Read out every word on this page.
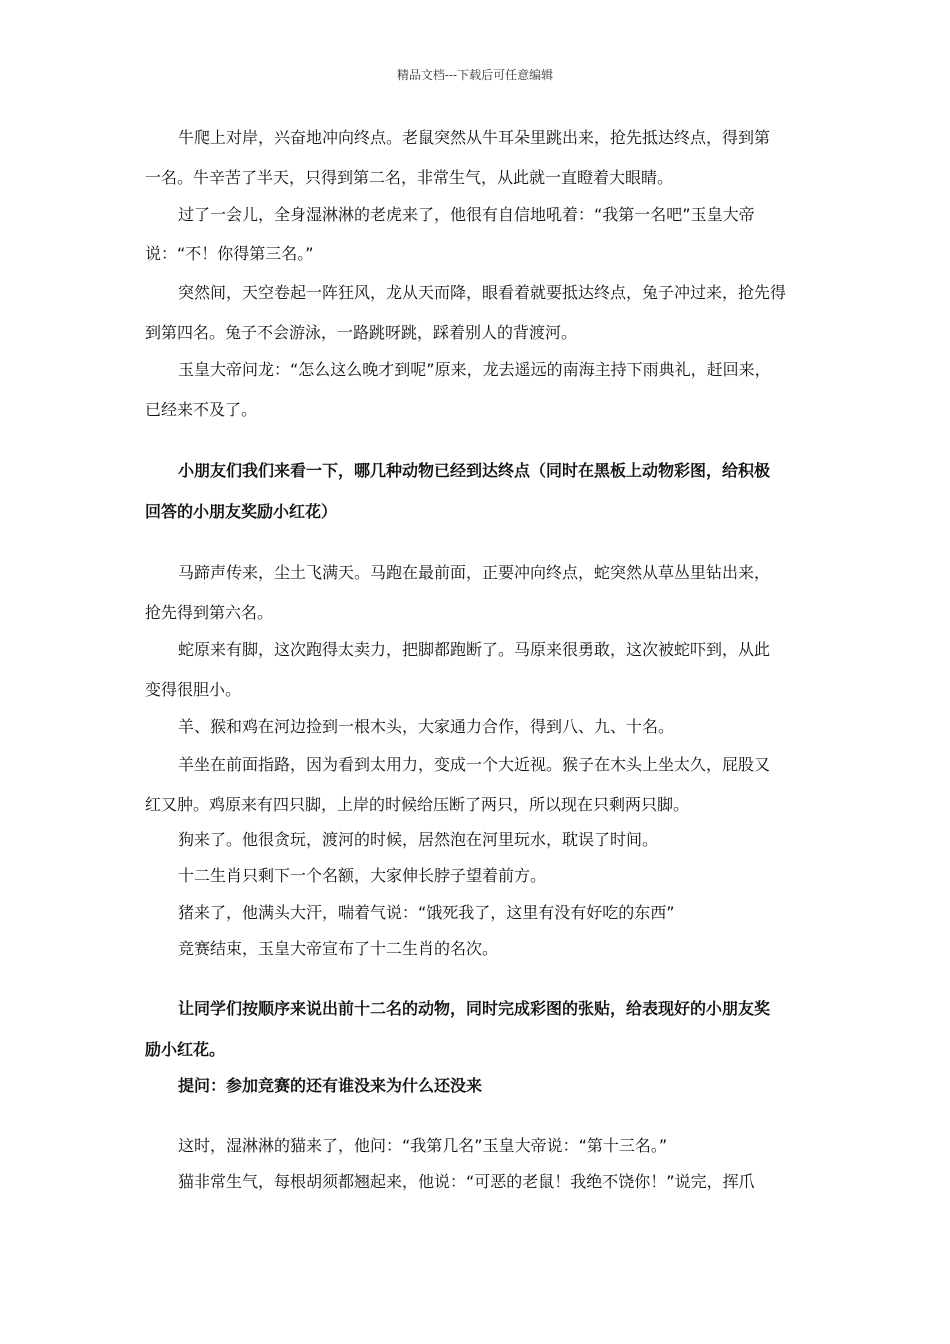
精品文档---下载后可任意编辑
牛爬上对岸，兴奋地冲向终点。老鼠突然从牛耳朵里跳出来，抢先抵达终点，得到第
一名。牛辛苦了半天，只得到第二名，非常生气，从此就一直瞪着大眼睛。
过了一会儿，全身湿淋淋的老虎来了，他很有自信地吼着：“我第一名吧”玉皇大帝
说：“不！你得第三名。”
突然间，天空卷起一阵狂风，龙从天而降，眼看着就要抵达终点，兔子冲过来，抢先得
到第四名。兔子不会游泳，一路跳呀跳，踩着别人的背渡河。
玉皇大帝问龙：“怎么这么晚才到呢”原来，龙去遥远的南海主持下雨典礼，赶回来，
已经来不及了。
小朋友们我们来看一下，哪几种动物已经到达终点（同时在黑板上动物彩图，给积极
回答的小朋友奖励小红花）
马蹄声传来，尘土飞满天。马跑在最前面，正要冲向终点，蛇突然从草丛里钻出来，
抢先得到第六名。
蛇原来有脚，这次跑得太卖力，把脚都跑断了。马原来很勇敢，这次被蛇吓到，从此
变得很胆小。
羊、猴和鸡在河边捡到一根木头，大家通力合作，得到八、九、十名。
羊坐在前面指路，因为看到太用力，变成一个大近视。猴子在木头上坐太久，屁股又
红又肿。鸡原来有四只脚，上岸的时候给压断了两只，所以现在只剩两只脚。
狗来了。他很贪玩，渡河的时候，居然泡在河里玩水，耽误了时间。
十二生肖只剩下一个名额，大家伸长脖子望着前方。
猪来了，他满头大汗，喘着气说：“饿死我了，这里有没有好吃的东西”
竞赛结束，玉皇大帝宣布了十二生肖的名次。
让同学们按顺序来说出前十二名的动物，同时完成彩图的张贴，给表现好的小朋友奖
励小红花。
提问：参加竞赛的还有谁没来为什么还没来
这时，湿淋淋的猫来了，他问：“我第几名”玉皇大帝说：“第十三名。”
猫非常生气，每根胡须都翘起来，他说：“可恶的老鼠！我绝不饶你！”说完，挥爪
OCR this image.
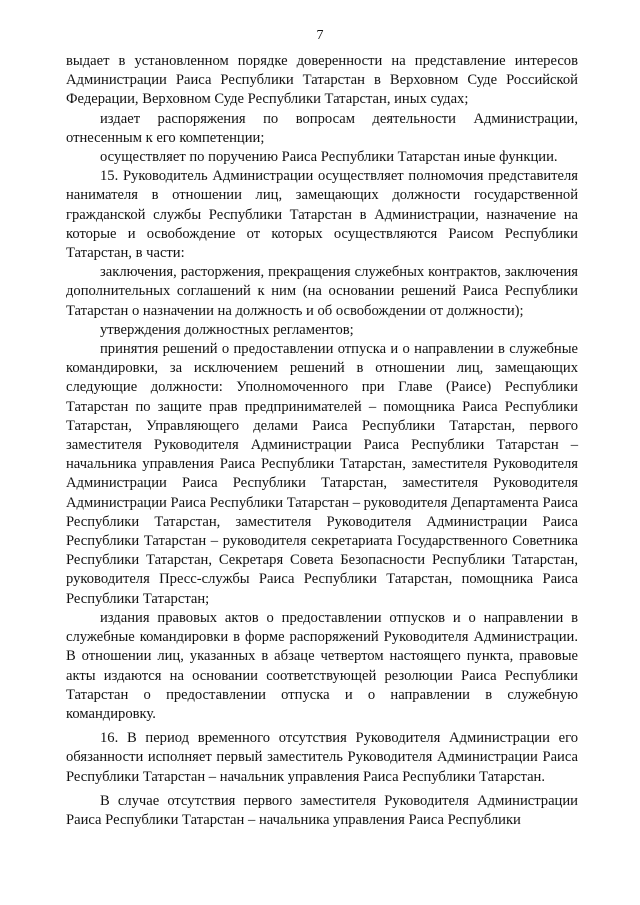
7

выдает в установленном порядке доверенности на представление интересов Администрации Раиса Республики Татарстан в Верховном Суде Российской Федерации, Верховном Суде Республики Татарстан, иных судах;

издает распоряжения по вопросам деятельности Администрации, отнесенным к его компетенции;

осуществляет по поручению Раиса Республики Татарстан иные функции.

15. Руководитель Администрации осуществляет полномочия представителя нанимателя в отношении лиц, замещающих должности государственной гражданской службы Республики Татарстан в Администрации, назначение на которые и освобождение от которых осуществляются Раисом Республики Татарстан, в части:

заключения, расторжения, прекращения служебных контрактов, заключения дополнительных соглашений к ним (на основании решений Раиса Республики Татарстан о назначении на должность и об освобождении от должности);

утверждения должностных регламентов;

принятия решений о предоставлении отпуска и о направлении в служебные командировки, за исключением решений в отношении лиц, замещающих следующие должности: Уполномоченного при Главе (Раисе) Республики Татарстан по защите прав предпринимателей – помощника Раиса Республики Татарстан, Управляющего делами Раиса Республики Татарстан, первого заместителя Руководителя Администрации Раиса Республики Татарстан – начальника управления Раиса Республики Татарстан, заместителя Руководителя Администрации Раиса Республики Татарстан, заместителя Руководителя Администрации Раиса Республики Татарстан – руководителя Департамента Раиса Республики Татарстан, заместителя Руководителя Администрации Раиса Республики Татарстан – руководителя секретариата Государственного Советника Республики Татарстан, Секретаря Совета Безопасности Республики Татарстан, руководителя Пресс-службы Раиса Республики Татарстан, помощника Раиса Республики Татарстан;

издания правовых актов о предоставлении отпусков и о направлении в служебные командировки в форме распоряжений Руководителя Администрации. В отношении лиц, указанных в абзаце четвертом настоящего пункта, правовые акты издаются на основании соответствующей резолюции Раиса Республики Татарстан о предоставлении отпуска и о направлении в служебную командировку.

16. В период временного отсутствия Руководителя Администрации его обязанности исполняет первый заместитель Руководителя Администрации Раиса Республики Татарстан – начальник управления Раиса Республики Татарстан.

В случае отсутствия первого заместителя Руководителя Администрации Раиса Республики Татарстан – начальника управления Раиса Республики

(The exercise)
Among the entries above, identify all lines with "отсутствия" and copy them.

(Result of this exercise)
16. В период временного отсутствия Руководителя Администрации его обязанности исполняет первый заместитель Руководителя Администрации Раиса Республики Татарстан – начальник управления Раиса Республики Татарстан.
В случае отсутствия первого заместителя Руководителя Администрации Раиса Республики Татарстан – начальника управления Раиса Республики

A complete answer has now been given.